Task instructions: Leave out the pictures, then reproduce the rest of the material exactly.

Dataset rows:
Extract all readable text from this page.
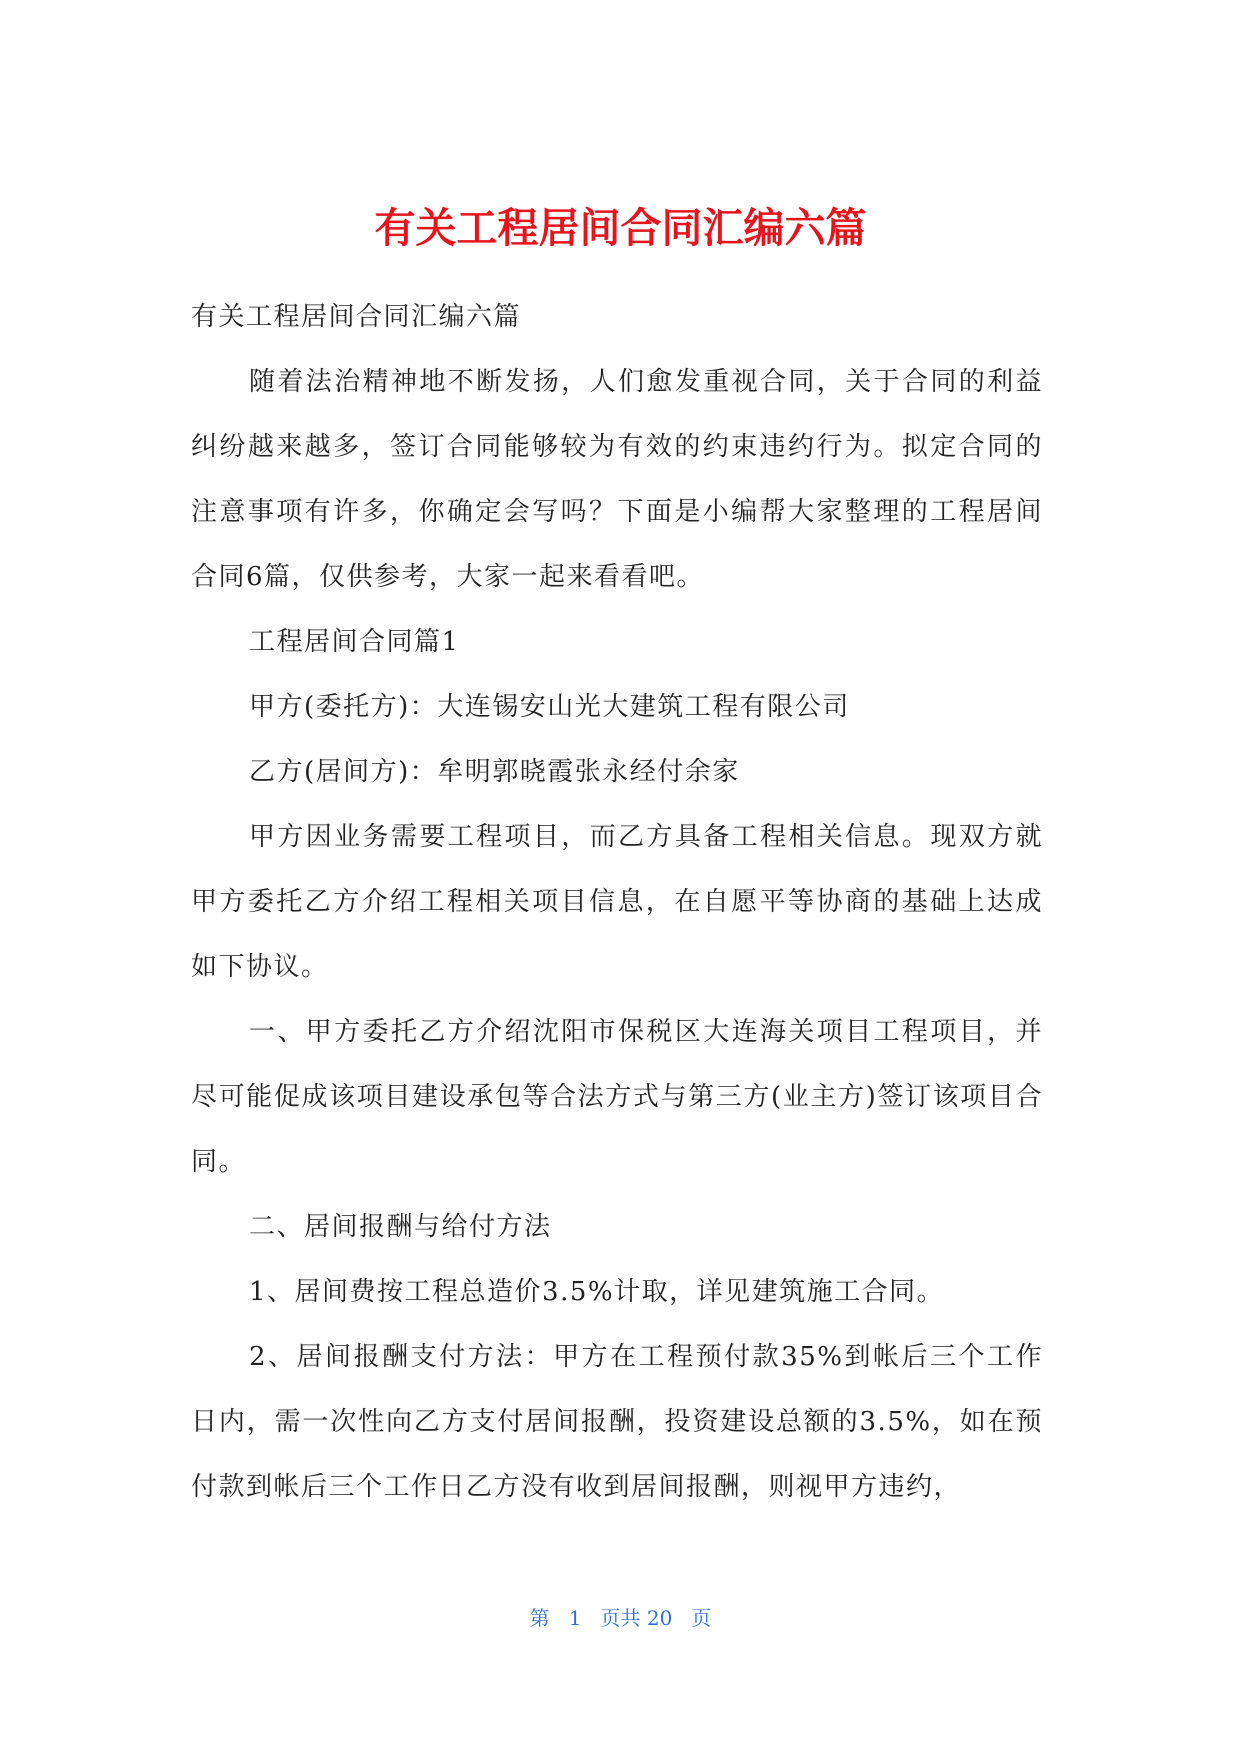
有关工程居间合同汇编六篇

有关工程居间合同汇编六篇

随着法治精神地不断发扬，人们愈发重视合同，关于合同的利益纠纷越来越多，签订合同能够较为有效的约束违约行为。拟定合同的注意事项有许多，你确定会写吗？下面是小编帮大家整理的工程居间合同6篇，仅供参考，大家一起来看看吧。

工程居间合同篇1

甲方(委托方)：大连锡安山光大建筑工程有限公司

乙方(居间方)：牟明郭晓霞张永经付余家

甲方因业务需要工程项目，而乙方具备工程相关信息。现双方就甲方委托乙方介绍工程相关项目信息，在自愿平等协商的基础上达成如下协议。

一、甲方委托乙方介绍沈阳市保税区大连海关项目工程项目，并尽可能促成该项目建设承包等合法方式与第三方(业主方)签订该项目合同。

二、居间报酬与给付方法

1、居间费按工程总造价3.5%计取，详见建筑施工合同。

2、居间报酬支付方法：甲方在工程预付款35%到帐后三个工作日内，需一次性向乙方支付居间报酬，投资建设总额的3.5%，如在预付款到帐后三个工作日乙方没有收到居间报酬，则视甲方违约，

第 1 页共 20 页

Correct output:
Extract all readable text from this page.
有关工程居间合同汇编六篇

有关工程居间合同汇编六篇

随着法治精神地不断发扬，人们愈发重视合同，关于合同的利益纠纷越来越多，签订合同能够较为有效的约束违约行为。拟定合同的注意事项有许多，你确定会写吗？下面是小编帮大家整理的工程居间合同6篇，仅供参考，大家一起来看看吧。

工程居间合同篇1

甲方(委托方)：大连锡安山光大建筑工程有限公司

乙方(居间方)：牟明郭晓霞张永经付余家

甲方因业务需要工程项目，而乙方具备工程相关信息。现双方就甲方委托乙方介绍工程相关项目信息，在自愿平等协商的基础上达成如下协议。

一、甲方委托乙方介绍沈阳市保税区大连海关项目工程项目，并尽可能促成该项目建设承包等合法方式与第三方(业主方)签订该项目合同。

二、居间报酬与给付方法

1、居间费按工程总造价3.5%计取，详见建筑施工合同。

2、居间报酬支付方法：甲方在工程预付款35%到帐后三个工作日内，需一次性向乙方支付居间报酬，投资建设总额的3.5%，如在预付款到帐后三个工作日乙方没有收到居间报酬，则视甲方违约，

第 1 页共 20 页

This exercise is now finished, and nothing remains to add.